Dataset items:
==========

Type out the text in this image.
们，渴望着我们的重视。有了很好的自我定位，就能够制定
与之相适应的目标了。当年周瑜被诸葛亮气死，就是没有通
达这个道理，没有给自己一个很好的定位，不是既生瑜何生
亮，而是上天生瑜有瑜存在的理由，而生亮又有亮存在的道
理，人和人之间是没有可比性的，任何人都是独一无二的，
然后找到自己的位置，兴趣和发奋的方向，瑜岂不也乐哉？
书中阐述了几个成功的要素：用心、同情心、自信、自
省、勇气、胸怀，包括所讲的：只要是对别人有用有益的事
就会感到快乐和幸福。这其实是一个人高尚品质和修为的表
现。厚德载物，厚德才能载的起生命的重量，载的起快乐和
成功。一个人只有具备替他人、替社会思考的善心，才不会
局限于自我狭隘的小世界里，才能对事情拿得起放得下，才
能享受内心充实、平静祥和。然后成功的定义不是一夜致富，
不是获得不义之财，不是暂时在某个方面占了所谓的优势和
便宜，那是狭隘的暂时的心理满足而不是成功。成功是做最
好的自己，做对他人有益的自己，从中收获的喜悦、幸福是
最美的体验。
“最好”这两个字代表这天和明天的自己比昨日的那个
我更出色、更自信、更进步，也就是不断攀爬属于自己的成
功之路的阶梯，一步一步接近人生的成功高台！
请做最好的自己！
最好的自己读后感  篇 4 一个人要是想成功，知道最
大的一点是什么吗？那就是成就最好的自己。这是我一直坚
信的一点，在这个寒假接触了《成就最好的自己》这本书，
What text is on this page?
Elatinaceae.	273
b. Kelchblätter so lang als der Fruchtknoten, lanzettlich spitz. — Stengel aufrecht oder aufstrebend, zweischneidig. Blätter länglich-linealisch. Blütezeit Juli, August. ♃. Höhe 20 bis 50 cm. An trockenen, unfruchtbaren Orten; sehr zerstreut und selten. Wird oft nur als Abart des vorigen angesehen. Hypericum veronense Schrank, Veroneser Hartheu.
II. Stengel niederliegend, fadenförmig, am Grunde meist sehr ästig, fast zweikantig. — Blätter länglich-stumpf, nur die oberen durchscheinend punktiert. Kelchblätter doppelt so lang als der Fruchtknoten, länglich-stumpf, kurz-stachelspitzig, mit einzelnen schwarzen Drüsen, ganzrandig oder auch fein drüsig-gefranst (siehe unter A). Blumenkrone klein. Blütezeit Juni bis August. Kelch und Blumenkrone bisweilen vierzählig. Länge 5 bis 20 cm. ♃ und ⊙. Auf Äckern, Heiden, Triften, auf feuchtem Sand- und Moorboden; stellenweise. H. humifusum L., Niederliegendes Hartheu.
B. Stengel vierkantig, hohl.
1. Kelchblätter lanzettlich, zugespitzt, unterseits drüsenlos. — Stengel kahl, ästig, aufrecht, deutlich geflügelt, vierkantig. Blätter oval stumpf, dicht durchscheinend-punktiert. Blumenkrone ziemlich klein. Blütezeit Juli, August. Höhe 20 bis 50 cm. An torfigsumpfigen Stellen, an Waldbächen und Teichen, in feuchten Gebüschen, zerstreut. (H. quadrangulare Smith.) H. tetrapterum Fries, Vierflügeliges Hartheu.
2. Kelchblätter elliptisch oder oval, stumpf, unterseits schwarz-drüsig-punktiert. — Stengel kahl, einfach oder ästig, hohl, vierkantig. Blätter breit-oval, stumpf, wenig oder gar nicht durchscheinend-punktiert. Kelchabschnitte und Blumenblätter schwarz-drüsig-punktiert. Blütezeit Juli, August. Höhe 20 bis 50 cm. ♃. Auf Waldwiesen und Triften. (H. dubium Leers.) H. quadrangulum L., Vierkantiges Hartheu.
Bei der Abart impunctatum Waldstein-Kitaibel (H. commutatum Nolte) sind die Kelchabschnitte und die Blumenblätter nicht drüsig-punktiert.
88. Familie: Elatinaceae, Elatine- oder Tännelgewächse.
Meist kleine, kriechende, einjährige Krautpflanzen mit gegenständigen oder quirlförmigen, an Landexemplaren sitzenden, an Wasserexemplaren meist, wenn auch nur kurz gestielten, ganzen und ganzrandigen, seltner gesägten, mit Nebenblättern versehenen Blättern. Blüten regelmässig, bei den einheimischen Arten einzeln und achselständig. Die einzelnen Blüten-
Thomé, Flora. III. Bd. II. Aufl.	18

==========

■ **Task prompt**
Copy out each line exactly.

■ **Solution to this problem**
Type out the text in this image.
们，渴望着我们的重视。有了很好的自我定位，就能够制定
与之相适应的目标了。当年周瑜被诸葛亮气死，就是没有通
达这个道理，没有给自己一个很好的定位，不是既生瑜何生
亮，而是上天生瑜有瑜存在的理由，而生亮又有亮存在的道
理，人和人之间是没有可比性的，任何人都是独一无二的，
然后找到自己的位置，兴趣和发奋的方向，瑜岂不也乐哉？
书中阐述了几个成功的要素：用心、同情心、自信、自
省、勇气、胸怀，包括所讲的：只要是对别人有用有益的事
就会感到快乐和幸福。这其实是一个人高尚品质和修为的表
现。厚德载物，厚德才能载的起生命的重量，载的起快乐和
成功。一个人只有具备替他人、替社会思考的善心，才不会
局限于自我狭隘的小世界里，才能对事情拿得起放得下，才
能享受内心充实、平静祥和。然后成功的定义不是一夜致富，
不是获得不义之财，不是暂时在某个方面占了所谓的优势和
便宜，那是狭隘的暂时的心理满足而不是成功。成功是做最
好的自己，做对他人有益的自己，从中收获的喜悦、幸福是
最美的体验。
“最好”这两个字代表这天和明天的自己比昨日的那个
我更出色、更自信、更进步，也就是不断攀爬属于自己的成
功之路的阶梯，一步一步接近人生的成功高台！
请做最好的自己！
最好的自己读后感  篇 4 一个人要是想成功，知道最
大的一点是什么吗？那就是成就最好的自己。这是我一直坚
信的一点，在这个寒假接触了《成就最好的自己》这本书，
What text is on this page?
Elatinaceae.	273
b. Kelchblätter so lang als der Fruchtknoten, lanzettlich spitz. — Stengel aufrecht oder aufstrebend, zweischneidig. Blätter länglich-linealisch. Blütezeit Juli, August. ♃. Höhe 20 bis 50 cm. An trockenen, unfruchtbaren Orten; sehr zerstreut und selten. Wird oft nur als Abart des vorigen angesehen. Hypericum veronense Schrank, Veroneser Hartheu.
II. Stengel niederliegend, fadenförmig, am Grunde meist sehr ästig, fast zweikantig. — Blätter länglich-stumpf, nur die oberen durchscheinend punktiert. Kelchblätter doppelt so lang als der Fruchtknoten, länglich-stumpf, kurz-stachelspitzig, mit einzelnen schwarzen Drüsen, ganzrandig oder auch fein drüsig-gefranst (siehe unter A). Blumenkrone klein. Blütezeit Juni bis August. Kelch und Blumenkrone bisweilen vierzählig. Länge 5 bis 20 cm. ♃ und ⊙. Auf Äckern, Heiden, Triften, auf feuchtem Sand- und Moorboden; stellenweise. H. humifusum L., Niederliegendes Hartheu.
B. Stengel vierkantig, hohl.
1. Kelchblätter lanzettlich, zugespitzt, unterseits drüsenlos. — Stengel kahl, ästig, aufrecht, deutlich geflügelt, vierkantig. Blätter oval stumpf, dicht durchscheinend-punktiert. Blumenkrone ziemlich klein. Blütezeit Juli, August. Höhe 20 bis 50 cm. An torfigsumpfigen Stellen, an Waldbächen und Teichen, in feuchten Gebüschen, zerstreut. (H. quadrangulare Smith.) H. tetrapterum Fries, Vierflügeliges Hartheu.
2. Kelchblätter elliptisch oder oval, stumpf, unterseits schwarz-drüsig-punktiert. — Stengel kahl, einfach oder ästig, hohl, vierkantig. Blätter breit-oval, stumpf, wenig oder gar nicht durchscheinend-punktiert. Kelchabschnitte und Blumenblätter schwarz-drüsig-punktiert. Blütezeit Juli, August. Höhe 20 bis 50 cm. ♃. Auf Waldwiesen und Triften. (H. dubium Leers.) H. quadrangulum L., Vierkantiges Hartheu.
Bei der Abart impunctatum Waldstein-Kitaibel (H. commutatum Nolte) sind die Kelchabschnitte und die Blumenblätter nicht drüsig-punktiert.
88. Familie: Elatinaceae, Elatine- oder Tännelgewächse.
Meist kleine, kriechende, einjährige Krautpflanzen mit gegenständigen oder quirlförmigen, an Landexemplaren sitzenden, an Wasserexemplaren meist, wenn auch nur kurz gestielten, ganzen und ganzrandigen, seltner gesägten, mit Nebenblättern versehenen Blättern. Blüten regelmässig, bei den einheimischen Arten einzeln und achselständig. Die einzelnen Blüten-
Thomé, Flora. III. Bd. II. Aufl.	18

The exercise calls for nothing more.